What to do
Pull out every line below that contains the word "name".

Data supplied
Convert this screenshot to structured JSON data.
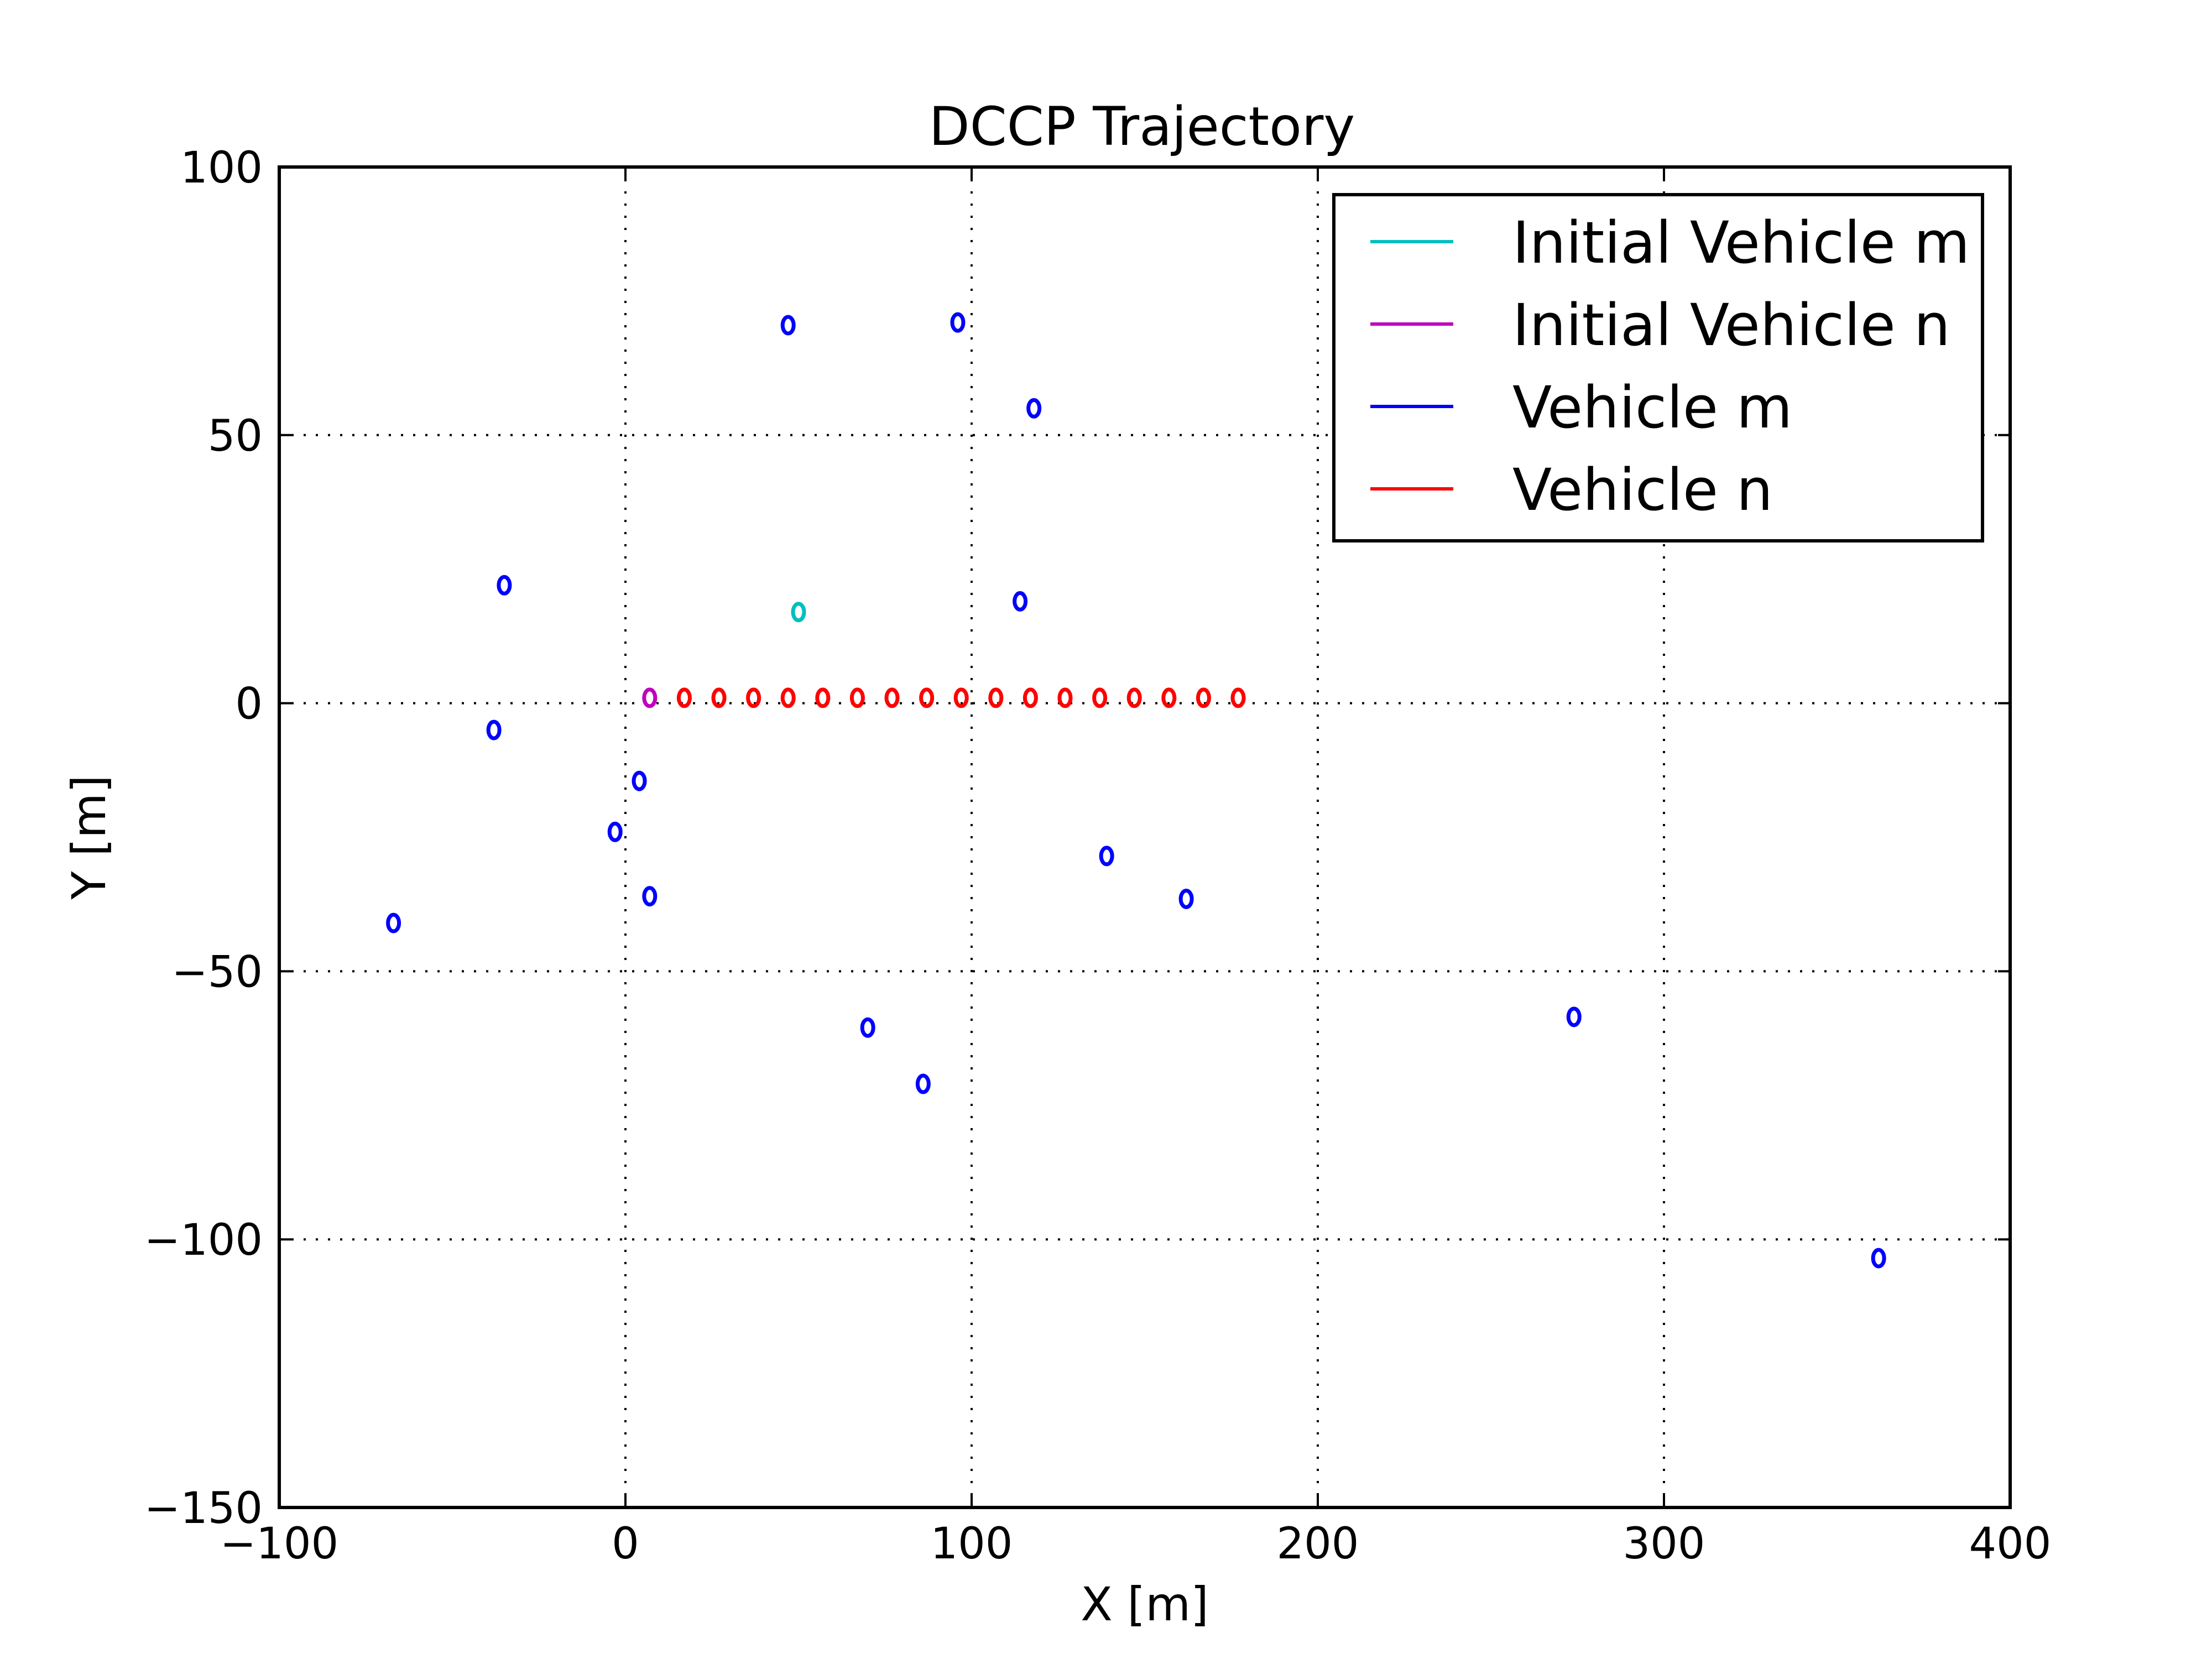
{
  "chart_data": {
    "type": "scatter",
    "title": "DCCP Trajectory",
    "xlabel": "X [m]",
    "ylabel": "Y [m]",
    "xlim": [
      -100,
      400
    ],
    "ylim": [
      -150,
      100
    ],
    "xticks": [
      -100,
      0,
      100,
      200,
      300,
      400
    ],
    "yticks": [
      -150,
      -100,
      -50,
      0,
      50,
      100
    ],
    "xtick_labels": [
      "−100",
      "0",
      "100",
      "200",
      "300",
      "400"
    ],
    "ytick_labels": [
      "−150",
      "−100",
      "−50",
      "0",
      "50",
      "100"
    ],
    "grid": true,
    "legend_position": "top-right",
    "marker": "o",
    "series": [
      {
        "name": "Initial Vehicle m",
        "color": "#00bfbf",
        "x": [
          50
        ],
        "y": [
          17
        ]
      },
      {
        "name": "Initial Vehicle n",
        "color": "#bf00bf",
        "x": [
          7
        ],
        "y": [
          1
        ]
      },
      {
        "name": "Vehicle m",
        "color": "#0000ff",
        "x": [
          47,
          96,
          118,
          -35,
          114,
          -38,
          4,
          -3,
          7,
          -67,
          139,
          162,
          70,
          86,
          274,
          362
        ],
        "y": [
          70.5,
          71,
          55,
          22,
          19,
          -5,
          -14.5,
          -24,
          -36,
          -41,
          -28.5,
          -36.5,
          -60.5,
          -71,
          -58.5,
          -103.5
        ]
      },
      {
        "name": "Vehicle n",
        "color": "#ff0000",
        "x": [
          17,
          27,
          37,
          47,
          57,
          67,
          77,
          87,
          97,
          107,
          117,
          127,
          137,
          147,
          157,
          167,
          177
        ],
        "y": [
          1,
          1,
          1,
          1,
          1,
          1,
          1,
          1,
          1,
          1,
          1,
          1,
          1,
          1,
          1,
          1,
          1
        ]
      }
    ]
  }
}
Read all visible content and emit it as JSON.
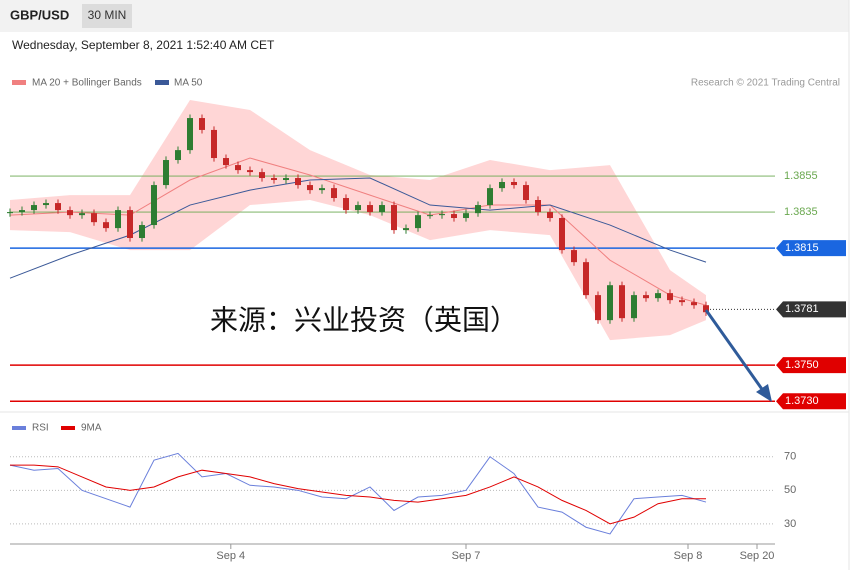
{
  "header": {
    "symbol": "GBP/USD",
    "interval": "30 MIN",
    "timestamp": "Wednesday, September 8, 2021 1:52:40 AM CET"
  },
  "chart_data": [
    {
      "type": "candlestick",
      "credit": "Research © 2021 Trading Central",
      "annotation": "来源：兴业投资（英国）",
      "up_color": "#2e7d32",
      "down_color": "#c62828",
      "xlim": [
        0,
        63.75
      ],
      "ylim": [
        1.3724,
        1.39
      ],
      "open": [
        1.38344,
        1.3835,
        1.38361,
        1.38389,
        1.384,
        1.38361,
        1.38333,
        1.38344,
        1.38294,
        1.38261,
        1.38361,
        1.38206,
        1.38278,
        1.385,
        1.38639,
        1.38694,
        1.38872,
        1.38806,
        1.3865,
        1.38611,
        1.38583,
        1.38572,
        1.38539,
        1.38528,
        1.38539,
        1.385,
        1.38472,
        1.38483,
        1.38428,
        1.38361,
        1.38389,
        1.3835,
        1.38389,
        1.3825,
        1.38261,
        1.38333,
        1.38333,
        1.38339,
        1.38317,
        1.38344,
        1.38389,
        1.38483,
        1.38517,
        1.385,
        1.38417,
        1.3835,
        1.38317,
        1.38139,
        1.38072,
        1.37889,
        1.3775,
        1.37944,
        1.37761,
        1.37889,
        1.37872,
        1.379,
        1.37861,
        1.3785,
        1.37833
      ],
      "high": [
        1.3837,
        1.38381,
        1.38409,
        1.3842,
        1.3842,
        1.38381,
        1.38364,
        1.38364,
        1.38314,
        1.38381,
        1.38381,
        1.38298,
        1.3852,
        1.38659,
        1.38714,
        1.38892,
        1.38892,
        1.38826,
        1.3867,
        1.38631,
        1.38603,
        1.38592,
        1.38559,
        1.38559,
        1.38559,
        1.3852,
        1.38503,
        1.38503,
        1.38448,
        1.38409,
        1.38409,
        1.38409,
        1.38409,
        1.38281,
        1.38353,
        1.38353,
        1.38359,
        1.38359,
        1.38364,
        1.38409,
        1.38503,
        1.38537,
        1.38537,
        1.3852,
        1.38437,
        1.3837,
        1.38337,
        1.38159,
        1.38092,
        1.37909,
        1.37964,
        1.37964,
        1.37909,
        1.37909,
        1.3792,
        1.3792,
        1.37881,
        1.3787,
        1.37853
      ],
      "low": [
        1.38324,
        1.3833,
        1.38341,
        1.38369,
        1.38341,
        1.38313,
        1.38313,
        1.38274,
        1.38241,
        1.38241,
        1.38186,
        1.38186,
        1.38258,
        1.3848,
        1.38619,
        1.38674,
        1.38786,
        1.3863,
        1.38591,
        1.38563,
        1.38552,
        1.38519,
        1.38508,
        1.38508,
        1.3848,
        1.38452,
        1.38452,
        1.38408,
        1.38341,
        1.38341,
        1.3833,
        1.3833,
        1.3823,
        1.3823,
        1.38241,
        1.38313,
        1.38313,
        1.38297,
        1.38297,
        1.38324,
        1.38369,
        1.38463,
        1.3848,
        1.38397,
        1.3833,
        1.38297,
        1.38119,
        1.38052,
        1.37869,
        1.3773,
        1.3773,
        1.37741,
        1.37741,
        1.37852,
        1.37852,
        1.37841,
        1.3783,
        1.37813,
        1.37774
      ],
      "close": [
        1.3835,
        1.38361,
        1.38389,
        1.384,
        1.38361,
        1.38333,
        1.38344,
        1.38294,
        1.38261,
        1.38361,
        1.38206,
        1.38278,
        1.385,
        1.38639,
        1.38694,
        1.38872,
        1.38806,
        1.3865,
        1.38611,
        1.38583,
        1.38572,
        1.38539,
        1.38528,
        1.38539,
        1.385,
        1.38472,
        1.38483,
        1.38428,
        1.38361,
        1.38389,
        1.3835,
        1.38389,
        1.3825,
        1.38261,
        1.38333,
        1.38333,
        1.38339,
        1.38317,
        1.38344,
        1.38389,
        1.38483,
        1.38517,
        1.385,
        1.38417,
        1.3835,
        1.38317,
        1.38139,
        1.38072,
        1.37889,
        1.3775,
        1.37944,
        1.37761,
        1.37889,
        1.37872,
        1.379,
        1.37861,
        1.3785,
        1.37833,
        1.37794
      ],
      "series": [
        {
          "name": "MA 20 + Bollinger Bands",
          "color": "#f08080",
          "band_color": "#ffd6d6",
          "x": [
            0,
            5,
            10,
            15,
            20,
            25,
            30,
            35,
            40,
            45,
            50,
            55,
            58
          ],
          "values": [
            1.38333,
            1.3835,
            1.38333,
            1.38528,
            1.3865,
            1.38556,
            1.38444,
            1.38333,
            1.38389,
            1.38389,
            1.38083,
            1.37889,
            1.37833
          ],
          "upper": [
            1.38417,
            1.38444,
            1.38444,
            1.38972,
            1.38917,
            1.38694,
            1.38556,
            1.38528,
            1.38639,
            1.38583,
            1.38611,
            1.38028,
            1.37889
          ],
          "lower": [
            1.3825,
            1.38239,
            1.38139,
            1.38139,
            1.38389,
            1.38417,
            1.38333,
            1.38194,
            1.3825,
            1.38222,
            1.37639,
            1.37667,
            1.3775
          ]
        },
        {
          "name": "MA 50",
          "color": "#3b5998",
          "x": [
            0,
            5,
            10,
            15,
            20,
            25,
            30,
            35,
            40,
            45,
            50,
            55,
            58
          ],
          "values": [
            1.37983,
            1.38111,
            1.38222,
            1.38389,
            1.38472,
            1.38528,
            1.38539,
            1.38389,
            1.38361,
            1.38389,
            1.38278,
            1.38139,
            1.38072
          ]
        }
      ],
      "levels": [
        {
          "value": 1.3855,
          "label": "1.3855",
          "color": "#6aa84f",
          "style": "thin"
        },
        {
          "value": 1.3835,
          "label": "1.3835",
          "color": "#6aa84f",
          "style": "thin"
        },
        {
          "value": 1.3815,
          "label": "1.3815",
          "color": "#1a66e0",
          "style": "box"
        },
        {
          "value": 1.3781,
          "label": "1.3781",
          "color": "#333333",
          "style": "current"
        },
        {
          "value": 1.375,
          "label": "1.3750",
          "color": "#e00000",
          "style": "box"
        },
        {
          "value": 1.373,
          "label": "1.3730",
          "color": "#e00000",
          "style": "box"
        }
      ]
    },
    {
      "type": "line",
      "xlim": [
        0,
        63.75
      ],
      "ylim": [
        18,
        80
      ],
      "yticks": [
        70,
        50,
        30
      ],
      "grid": true,
      "xticks": [
        {
          "value": 18.4,
          "label": "Sep 4"
        },
        {
          "value": 38,
          "label": "Sep 7"
        },
        {
          "value": 56.5,
          "label": "Sep 8"
        },
        {
          "value": 62.25,
          "label": "Sep 20"
        }
      ],
      "x": [
        0,
        2,
        4,
        6,
        8,
        10,
        12,
        14,
        16,
        18,
        20,
        22,
        24,
        26,
        28,
        30,
        32,
        34,
        36,
        38,
        40,
        42,
        44,
        46,
        48,
        50,
        52,
        54,
        56,
        58
      ],
      "series": [
        {
          "name": "RSI",
          "color": "#6a7fdb",
          "values": [
            65,
            62,
            63,
            50,
            45,
            40,
            68,
            72,
            58,
            60,
            53,
            52,
            50,
            46,
            45,
            52,
            38,
            46,
            47,
            50,
            70,
            60,
            40,
            37,
            28,
            24,
            45,
            46,
            47,
            43
          ]
        },
        {
          "name": "9MA",
          "color": "#e00000",
          "values": [
            65,
            65,
            64,
            58,
            52,
            50,
            52,
            58,
            62,
            60,
            58,
            54,
            51,
            49,
            47,
            46,
            44,
            43,
            45,
            47,
            52,
            58,
            52,
            44,
            38,
            30,
            34,
            42,
            45,
            45
          ]
        }
      ]
    }
  ]
}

Answer to this exercise
        "name": "Initial Vehicle m",
        "name": "Initial Vehicle n",
        "name": "Vehicle m",
        "name": "Vehicle n",
          "name": "MA 20 + Bollinger Bands",
          "name": "MA 50",
          "name": "RSI",
          "name": "9MA",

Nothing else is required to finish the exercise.